_The problem_.
Go through the listing beneath this task and return every line that carries the string "python".

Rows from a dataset
========

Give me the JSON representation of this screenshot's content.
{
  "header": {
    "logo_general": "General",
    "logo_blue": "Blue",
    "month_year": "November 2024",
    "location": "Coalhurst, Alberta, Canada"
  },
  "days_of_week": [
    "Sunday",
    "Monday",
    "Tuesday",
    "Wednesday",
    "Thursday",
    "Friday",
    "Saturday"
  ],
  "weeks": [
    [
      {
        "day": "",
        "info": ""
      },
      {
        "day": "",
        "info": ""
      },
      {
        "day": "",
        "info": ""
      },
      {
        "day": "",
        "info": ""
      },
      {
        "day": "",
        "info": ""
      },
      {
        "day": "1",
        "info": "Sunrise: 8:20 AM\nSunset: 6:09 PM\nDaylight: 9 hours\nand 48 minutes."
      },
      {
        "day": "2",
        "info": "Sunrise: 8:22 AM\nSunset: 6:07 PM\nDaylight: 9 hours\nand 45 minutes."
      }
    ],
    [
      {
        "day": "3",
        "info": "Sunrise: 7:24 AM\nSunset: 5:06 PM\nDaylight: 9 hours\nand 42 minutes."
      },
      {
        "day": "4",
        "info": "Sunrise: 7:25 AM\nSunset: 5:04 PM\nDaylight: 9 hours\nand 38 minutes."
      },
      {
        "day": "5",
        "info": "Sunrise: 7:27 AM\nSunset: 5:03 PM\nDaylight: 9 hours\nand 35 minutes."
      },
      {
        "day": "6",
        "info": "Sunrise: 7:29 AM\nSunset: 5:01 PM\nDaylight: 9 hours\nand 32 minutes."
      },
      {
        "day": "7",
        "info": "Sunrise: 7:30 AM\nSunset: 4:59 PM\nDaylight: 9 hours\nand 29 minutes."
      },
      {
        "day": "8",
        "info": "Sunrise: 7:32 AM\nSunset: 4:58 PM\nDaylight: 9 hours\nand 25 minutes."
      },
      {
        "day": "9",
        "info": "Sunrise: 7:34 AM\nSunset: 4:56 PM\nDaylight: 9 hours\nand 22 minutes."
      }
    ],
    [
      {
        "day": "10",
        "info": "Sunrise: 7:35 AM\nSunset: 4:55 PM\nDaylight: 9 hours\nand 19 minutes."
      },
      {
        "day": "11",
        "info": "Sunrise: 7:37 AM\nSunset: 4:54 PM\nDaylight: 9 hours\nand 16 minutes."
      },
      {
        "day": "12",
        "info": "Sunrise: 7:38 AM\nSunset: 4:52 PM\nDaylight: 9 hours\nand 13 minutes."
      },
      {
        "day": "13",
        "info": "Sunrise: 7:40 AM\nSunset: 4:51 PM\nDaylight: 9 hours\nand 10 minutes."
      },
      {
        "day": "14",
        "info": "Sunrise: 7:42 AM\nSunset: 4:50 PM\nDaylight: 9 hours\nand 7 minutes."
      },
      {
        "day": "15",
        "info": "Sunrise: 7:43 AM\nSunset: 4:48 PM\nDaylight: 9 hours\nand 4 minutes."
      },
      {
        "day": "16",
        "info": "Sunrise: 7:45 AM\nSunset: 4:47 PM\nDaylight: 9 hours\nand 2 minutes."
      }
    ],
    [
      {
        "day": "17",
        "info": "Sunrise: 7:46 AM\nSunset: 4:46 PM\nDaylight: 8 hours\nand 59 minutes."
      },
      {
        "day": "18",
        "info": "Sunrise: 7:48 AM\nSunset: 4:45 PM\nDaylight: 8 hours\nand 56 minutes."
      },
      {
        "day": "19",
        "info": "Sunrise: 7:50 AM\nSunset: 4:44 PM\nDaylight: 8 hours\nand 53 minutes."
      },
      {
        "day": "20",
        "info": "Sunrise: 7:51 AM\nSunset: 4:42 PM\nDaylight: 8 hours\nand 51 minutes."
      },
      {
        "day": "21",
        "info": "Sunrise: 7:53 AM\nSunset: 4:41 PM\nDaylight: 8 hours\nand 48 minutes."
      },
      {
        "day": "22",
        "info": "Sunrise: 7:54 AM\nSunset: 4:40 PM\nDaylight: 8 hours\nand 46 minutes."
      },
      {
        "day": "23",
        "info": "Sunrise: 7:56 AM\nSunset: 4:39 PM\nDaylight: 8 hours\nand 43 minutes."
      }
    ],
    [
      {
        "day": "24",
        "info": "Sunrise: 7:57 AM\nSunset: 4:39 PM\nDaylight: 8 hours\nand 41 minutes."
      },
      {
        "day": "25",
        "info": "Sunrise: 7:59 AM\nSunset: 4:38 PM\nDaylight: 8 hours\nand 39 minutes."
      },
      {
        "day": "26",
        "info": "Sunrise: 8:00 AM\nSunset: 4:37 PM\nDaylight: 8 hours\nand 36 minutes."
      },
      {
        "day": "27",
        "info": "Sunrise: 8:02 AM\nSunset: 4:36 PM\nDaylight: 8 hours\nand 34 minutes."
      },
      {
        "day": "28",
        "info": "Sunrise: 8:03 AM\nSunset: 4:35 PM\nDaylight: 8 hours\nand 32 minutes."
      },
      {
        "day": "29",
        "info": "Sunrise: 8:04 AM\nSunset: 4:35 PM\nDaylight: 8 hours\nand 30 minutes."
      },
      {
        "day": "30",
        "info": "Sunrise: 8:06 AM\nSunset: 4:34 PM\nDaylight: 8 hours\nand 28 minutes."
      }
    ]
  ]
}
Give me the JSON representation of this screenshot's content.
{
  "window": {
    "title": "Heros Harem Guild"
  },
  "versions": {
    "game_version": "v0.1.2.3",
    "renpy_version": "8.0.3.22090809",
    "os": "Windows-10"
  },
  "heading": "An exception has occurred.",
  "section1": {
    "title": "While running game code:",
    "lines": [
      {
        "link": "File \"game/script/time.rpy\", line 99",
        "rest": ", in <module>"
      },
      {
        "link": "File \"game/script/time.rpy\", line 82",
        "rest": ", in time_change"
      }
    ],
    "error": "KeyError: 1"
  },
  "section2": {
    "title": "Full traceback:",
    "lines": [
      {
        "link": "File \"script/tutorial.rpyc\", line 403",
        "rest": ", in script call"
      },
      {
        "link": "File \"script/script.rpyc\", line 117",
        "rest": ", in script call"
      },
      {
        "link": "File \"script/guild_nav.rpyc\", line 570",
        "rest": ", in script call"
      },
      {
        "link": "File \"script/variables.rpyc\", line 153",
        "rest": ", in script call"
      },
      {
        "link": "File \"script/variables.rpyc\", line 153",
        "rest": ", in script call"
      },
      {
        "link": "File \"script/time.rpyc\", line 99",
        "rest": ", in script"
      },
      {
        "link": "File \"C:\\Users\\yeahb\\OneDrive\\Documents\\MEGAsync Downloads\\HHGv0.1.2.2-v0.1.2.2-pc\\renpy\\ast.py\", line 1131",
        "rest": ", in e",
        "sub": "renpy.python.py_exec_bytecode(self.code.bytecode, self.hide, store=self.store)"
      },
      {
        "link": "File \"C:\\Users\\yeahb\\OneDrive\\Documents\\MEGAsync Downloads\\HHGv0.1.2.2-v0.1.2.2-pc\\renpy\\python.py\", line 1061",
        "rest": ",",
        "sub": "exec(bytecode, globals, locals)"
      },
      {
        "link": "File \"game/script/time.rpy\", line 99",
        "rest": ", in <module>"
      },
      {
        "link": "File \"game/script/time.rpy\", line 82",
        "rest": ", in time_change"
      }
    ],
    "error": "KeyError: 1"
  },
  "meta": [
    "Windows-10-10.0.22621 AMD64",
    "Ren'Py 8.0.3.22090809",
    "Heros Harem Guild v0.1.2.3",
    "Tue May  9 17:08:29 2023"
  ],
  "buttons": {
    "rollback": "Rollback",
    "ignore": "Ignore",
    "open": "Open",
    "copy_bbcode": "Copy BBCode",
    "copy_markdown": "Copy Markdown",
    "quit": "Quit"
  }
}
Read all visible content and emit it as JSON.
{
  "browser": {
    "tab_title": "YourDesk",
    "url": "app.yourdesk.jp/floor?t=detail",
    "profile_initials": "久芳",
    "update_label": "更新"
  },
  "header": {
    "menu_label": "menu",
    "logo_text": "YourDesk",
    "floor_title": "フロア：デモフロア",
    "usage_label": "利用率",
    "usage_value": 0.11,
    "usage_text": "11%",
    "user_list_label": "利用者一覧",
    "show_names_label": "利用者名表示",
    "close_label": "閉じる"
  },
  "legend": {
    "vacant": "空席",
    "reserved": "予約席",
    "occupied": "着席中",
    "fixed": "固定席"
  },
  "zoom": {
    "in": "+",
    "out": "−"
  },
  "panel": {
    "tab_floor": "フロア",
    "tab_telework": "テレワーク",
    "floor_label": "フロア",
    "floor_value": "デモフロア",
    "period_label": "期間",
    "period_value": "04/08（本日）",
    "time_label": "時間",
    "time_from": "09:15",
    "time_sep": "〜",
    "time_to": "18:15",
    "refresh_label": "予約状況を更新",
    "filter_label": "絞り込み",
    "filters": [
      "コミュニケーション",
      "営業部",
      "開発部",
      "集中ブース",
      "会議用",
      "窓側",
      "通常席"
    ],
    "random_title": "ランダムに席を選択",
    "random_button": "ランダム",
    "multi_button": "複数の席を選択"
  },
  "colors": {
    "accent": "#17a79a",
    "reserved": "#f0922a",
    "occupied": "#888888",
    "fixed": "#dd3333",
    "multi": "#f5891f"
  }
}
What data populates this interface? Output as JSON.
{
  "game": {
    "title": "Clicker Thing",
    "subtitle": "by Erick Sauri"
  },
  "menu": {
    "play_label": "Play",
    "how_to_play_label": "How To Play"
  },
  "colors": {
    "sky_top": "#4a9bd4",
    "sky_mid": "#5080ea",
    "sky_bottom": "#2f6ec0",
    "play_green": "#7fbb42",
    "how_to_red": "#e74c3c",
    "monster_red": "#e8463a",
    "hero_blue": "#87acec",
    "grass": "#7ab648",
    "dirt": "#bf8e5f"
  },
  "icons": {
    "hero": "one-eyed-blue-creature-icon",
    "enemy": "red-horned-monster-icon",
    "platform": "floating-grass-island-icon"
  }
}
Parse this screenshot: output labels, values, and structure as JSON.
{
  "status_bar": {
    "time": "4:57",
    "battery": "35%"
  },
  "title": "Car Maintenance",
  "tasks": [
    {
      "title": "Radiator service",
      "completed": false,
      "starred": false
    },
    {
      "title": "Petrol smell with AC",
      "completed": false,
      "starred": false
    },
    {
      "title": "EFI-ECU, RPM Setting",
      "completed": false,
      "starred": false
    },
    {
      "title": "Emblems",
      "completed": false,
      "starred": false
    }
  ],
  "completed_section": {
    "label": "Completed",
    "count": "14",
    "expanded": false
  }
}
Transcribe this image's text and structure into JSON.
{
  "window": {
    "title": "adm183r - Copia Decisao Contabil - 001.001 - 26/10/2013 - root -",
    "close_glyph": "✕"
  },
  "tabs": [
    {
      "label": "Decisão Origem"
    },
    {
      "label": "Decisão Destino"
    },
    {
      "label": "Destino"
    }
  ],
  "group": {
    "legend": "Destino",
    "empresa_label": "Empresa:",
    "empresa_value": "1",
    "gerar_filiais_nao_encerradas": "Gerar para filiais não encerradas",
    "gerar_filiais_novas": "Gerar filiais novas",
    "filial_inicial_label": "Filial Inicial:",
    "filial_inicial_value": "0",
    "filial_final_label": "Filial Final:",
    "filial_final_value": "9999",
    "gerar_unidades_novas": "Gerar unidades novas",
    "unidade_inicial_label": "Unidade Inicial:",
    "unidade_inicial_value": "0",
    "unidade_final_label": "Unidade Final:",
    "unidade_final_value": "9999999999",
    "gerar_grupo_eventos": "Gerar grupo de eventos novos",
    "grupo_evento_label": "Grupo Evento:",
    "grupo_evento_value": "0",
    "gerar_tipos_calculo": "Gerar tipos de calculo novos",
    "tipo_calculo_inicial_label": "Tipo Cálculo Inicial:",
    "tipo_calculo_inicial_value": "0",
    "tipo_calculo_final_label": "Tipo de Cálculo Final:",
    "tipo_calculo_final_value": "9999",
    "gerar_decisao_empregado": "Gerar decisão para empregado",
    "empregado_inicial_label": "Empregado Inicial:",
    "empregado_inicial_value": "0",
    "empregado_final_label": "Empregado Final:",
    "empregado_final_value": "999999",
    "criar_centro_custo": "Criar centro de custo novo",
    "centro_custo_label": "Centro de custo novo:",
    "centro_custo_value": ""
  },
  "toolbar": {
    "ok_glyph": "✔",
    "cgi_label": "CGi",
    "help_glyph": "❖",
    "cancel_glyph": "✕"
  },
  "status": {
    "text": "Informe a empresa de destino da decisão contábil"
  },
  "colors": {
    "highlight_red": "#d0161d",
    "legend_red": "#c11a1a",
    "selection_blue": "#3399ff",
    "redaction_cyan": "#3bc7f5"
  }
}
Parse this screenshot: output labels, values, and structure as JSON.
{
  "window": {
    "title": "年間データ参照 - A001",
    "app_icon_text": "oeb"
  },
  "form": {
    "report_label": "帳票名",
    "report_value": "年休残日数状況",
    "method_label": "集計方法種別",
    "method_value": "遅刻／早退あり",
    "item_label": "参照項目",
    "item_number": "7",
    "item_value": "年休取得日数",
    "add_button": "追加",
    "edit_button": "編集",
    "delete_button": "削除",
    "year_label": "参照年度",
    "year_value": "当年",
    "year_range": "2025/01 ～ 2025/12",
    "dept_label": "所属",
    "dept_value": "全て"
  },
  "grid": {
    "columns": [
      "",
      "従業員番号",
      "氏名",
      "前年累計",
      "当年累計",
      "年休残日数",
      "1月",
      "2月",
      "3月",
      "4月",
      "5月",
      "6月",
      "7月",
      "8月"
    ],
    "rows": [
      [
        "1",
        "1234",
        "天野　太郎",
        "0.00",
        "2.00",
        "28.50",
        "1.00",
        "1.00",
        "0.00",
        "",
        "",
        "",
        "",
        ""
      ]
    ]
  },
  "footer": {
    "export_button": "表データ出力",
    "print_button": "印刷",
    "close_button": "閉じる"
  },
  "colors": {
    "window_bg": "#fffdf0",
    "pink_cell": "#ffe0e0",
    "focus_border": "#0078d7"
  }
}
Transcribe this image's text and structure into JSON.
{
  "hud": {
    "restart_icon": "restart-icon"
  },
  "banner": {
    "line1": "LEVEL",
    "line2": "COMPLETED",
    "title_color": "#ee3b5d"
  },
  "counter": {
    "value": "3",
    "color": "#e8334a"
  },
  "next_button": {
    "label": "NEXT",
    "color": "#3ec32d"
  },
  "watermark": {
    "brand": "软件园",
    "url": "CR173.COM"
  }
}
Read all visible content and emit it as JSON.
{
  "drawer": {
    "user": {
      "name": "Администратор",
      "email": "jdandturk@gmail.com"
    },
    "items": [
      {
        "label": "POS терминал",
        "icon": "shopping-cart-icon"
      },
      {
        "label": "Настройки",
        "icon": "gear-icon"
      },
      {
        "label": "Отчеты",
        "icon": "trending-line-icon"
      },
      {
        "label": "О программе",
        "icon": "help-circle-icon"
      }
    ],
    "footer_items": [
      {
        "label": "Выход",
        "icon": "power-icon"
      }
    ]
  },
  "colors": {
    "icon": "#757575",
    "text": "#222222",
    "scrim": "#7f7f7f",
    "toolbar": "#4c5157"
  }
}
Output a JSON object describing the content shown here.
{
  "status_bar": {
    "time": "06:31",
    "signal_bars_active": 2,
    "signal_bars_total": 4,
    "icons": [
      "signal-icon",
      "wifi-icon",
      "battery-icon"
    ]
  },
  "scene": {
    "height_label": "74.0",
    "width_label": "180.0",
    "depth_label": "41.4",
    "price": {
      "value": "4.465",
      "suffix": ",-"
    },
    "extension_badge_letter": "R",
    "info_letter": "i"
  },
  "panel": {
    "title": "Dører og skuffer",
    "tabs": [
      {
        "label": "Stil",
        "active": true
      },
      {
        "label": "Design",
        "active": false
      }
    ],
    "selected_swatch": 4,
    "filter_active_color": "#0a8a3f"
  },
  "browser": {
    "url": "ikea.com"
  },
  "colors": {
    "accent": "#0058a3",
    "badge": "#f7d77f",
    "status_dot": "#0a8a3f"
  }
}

========

_Solution for this task_.
        "sub": "renpy.python.py_exec_bytecode(self.code.bytecode, self.hide, store=self.store)"
        "link": "File \"C:\\Users\\yeahb\\OneDrive\\Documents\\MEGAsync Downloads\\HHGv0.1.2.2-v0.1.2.2-pc\\renpy\\python.py\", line 1061",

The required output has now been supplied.